-- START --

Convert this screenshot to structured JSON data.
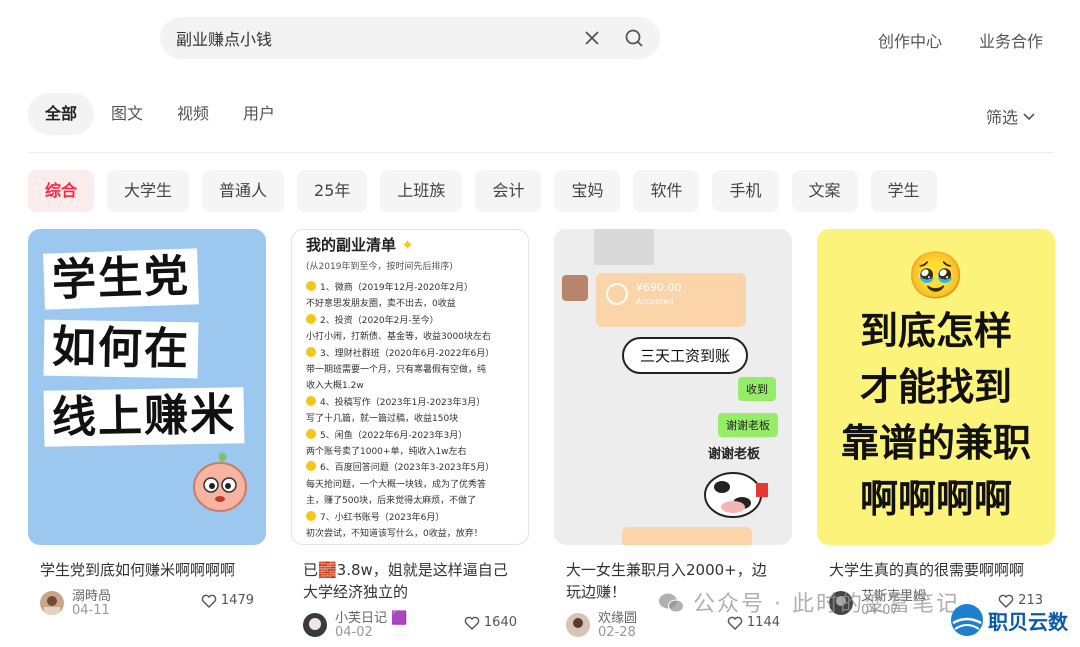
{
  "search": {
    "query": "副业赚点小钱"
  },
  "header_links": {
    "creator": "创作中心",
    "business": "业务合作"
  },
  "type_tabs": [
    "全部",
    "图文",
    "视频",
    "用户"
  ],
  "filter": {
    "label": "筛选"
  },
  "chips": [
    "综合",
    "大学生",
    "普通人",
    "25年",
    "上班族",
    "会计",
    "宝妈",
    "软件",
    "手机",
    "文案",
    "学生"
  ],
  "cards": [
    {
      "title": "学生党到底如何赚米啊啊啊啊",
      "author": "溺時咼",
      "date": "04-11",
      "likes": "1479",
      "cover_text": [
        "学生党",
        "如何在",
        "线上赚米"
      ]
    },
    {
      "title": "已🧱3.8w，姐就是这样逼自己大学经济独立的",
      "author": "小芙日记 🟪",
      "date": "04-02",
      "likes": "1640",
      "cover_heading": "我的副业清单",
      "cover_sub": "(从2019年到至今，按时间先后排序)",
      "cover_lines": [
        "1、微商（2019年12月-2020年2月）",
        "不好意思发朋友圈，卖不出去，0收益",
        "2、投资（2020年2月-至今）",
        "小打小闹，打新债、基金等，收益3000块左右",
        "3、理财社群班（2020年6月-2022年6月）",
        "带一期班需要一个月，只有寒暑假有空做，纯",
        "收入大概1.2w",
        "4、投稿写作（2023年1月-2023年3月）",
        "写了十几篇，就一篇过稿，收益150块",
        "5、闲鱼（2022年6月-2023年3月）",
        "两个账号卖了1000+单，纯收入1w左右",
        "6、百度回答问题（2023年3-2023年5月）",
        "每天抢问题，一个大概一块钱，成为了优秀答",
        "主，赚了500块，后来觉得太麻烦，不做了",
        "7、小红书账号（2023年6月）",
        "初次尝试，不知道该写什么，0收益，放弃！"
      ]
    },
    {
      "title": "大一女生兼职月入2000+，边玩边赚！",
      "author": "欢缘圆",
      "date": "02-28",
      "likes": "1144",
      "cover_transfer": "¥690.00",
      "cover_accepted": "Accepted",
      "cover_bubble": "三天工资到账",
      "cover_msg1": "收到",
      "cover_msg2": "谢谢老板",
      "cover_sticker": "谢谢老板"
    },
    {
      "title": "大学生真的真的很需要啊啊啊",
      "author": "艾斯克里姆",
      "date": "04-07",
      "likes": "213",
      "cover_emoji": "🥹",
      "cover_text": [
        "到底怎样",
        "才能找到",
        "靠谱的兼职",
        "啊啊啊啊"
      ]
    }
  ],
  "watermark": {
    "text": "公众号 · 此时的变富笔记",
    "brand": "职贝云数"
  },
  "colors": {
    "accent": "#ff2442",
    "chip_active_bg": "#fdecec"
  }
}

-- END --

*The problem*
Leaving the pictures aside, transcribe the entire listing exactly.

*In response*
Convert this screenshot to structured JSON data.
{
  "search": {
    "query": "副业赚点小钱"
  },
  "header_links": {
    "creator": "创作中心",
    "business": "业务合作"
  },
  "type_tabs": [
    "全部",
    "图文",
    "视频",
    "用户"
  ],
  "filter": {
    "label": "筛选"
  },
  "chips": [
    "综合",
    "大学生",
    "普通人",
    "25年",
    "上班族",
    "会计",
    "宝妈",
    "软件",
    "手机",
    "文案",
    "学生"
  ],
  "cards": [
    {
      "title": "学生党到底如何赚米啊啊啊啊",
      "author": "溺時咼",
      "date": "04-11",
      "likes": "1479",
      "cover_text": [
        "学生党",
        "如何在",
        "线上赚米"
      ]
    },
    {
      "title": "已🧱3.8w，姐就是这样逼自己大学经济独立的",
      "author": "小芙日记 🟪",
      "date": "04-02",
      "likes": "1640",
      "cover_heading": "我的副业清单",
      "cover_sub": "(从2019年到至今，按时间先后排序)",
      "cover_lines": [
        "1、微商（2019年12月-2020年2月）",
        "不好意思发朋友圈，卖不出去，0收益",
        "2、投资（2020年2月-至今）",
        "小打小闹，打新债、基金等，收益3000块左右",
        "3、理财社群班（2020年6月-2022年6月）",
        "带一期班需要一个月，只有寒暑假有空做，纯",
        "收入大概1.2w",
        "4、投稿写作（2023年1月-2023年3月）",
        "写了十几篇，就一篇过稿，收益150块",
        "5、闲鱼（2022年6月-2023年3月）",
        "两个账号卖了1000+单，纯收入1w左右",
        "6、百度回答问题（2023年3-2023年5月）",
        "每天抢问题，一个大概一块钱，成为了优秀答",
        "主，赚了500块，后来觉得太麻烦，不做了",
        "7、小红书账号（2023年6月）",
        "初次尝试，不知道该写什么，0收益，放弃！"
      ]
    },
    {
      "title": "大一女生兼职月入2000+，边玩边赚！",
      "author": "欢缘圆",
      "date": "02-28",
      "likes": "1144",
      "cover_transfer": "¥690.00",
      "cover_accepted": "Accepted",
      "cover_bubble": "三天工资到账",
      "cover_msg1": "收到",
      "cover_msg2": "谢谢老板",
      "cover_sticker": "谢谢老板"
    },
    {
      "title": "大学生真的真的很需要啊啊啊",
      "author": "艾斯克里姆",
      "date": "04-07",
      "likes": "213",
      "cover_emoji": "🥹",
      "cover_text": [
        "到底怎样",
        "才能找到",
        "靠谱的兼职",
        "啊啊啊啊"
      ]
    }
  ],
  "watermark": {
    "text": "公众号 · 此时的变富笔记",
    "brand": "职贝云数"
  },
  "colors": {
    "accent": "#ff2442",
    "chip_active_bg": "#fdecec"
  }
}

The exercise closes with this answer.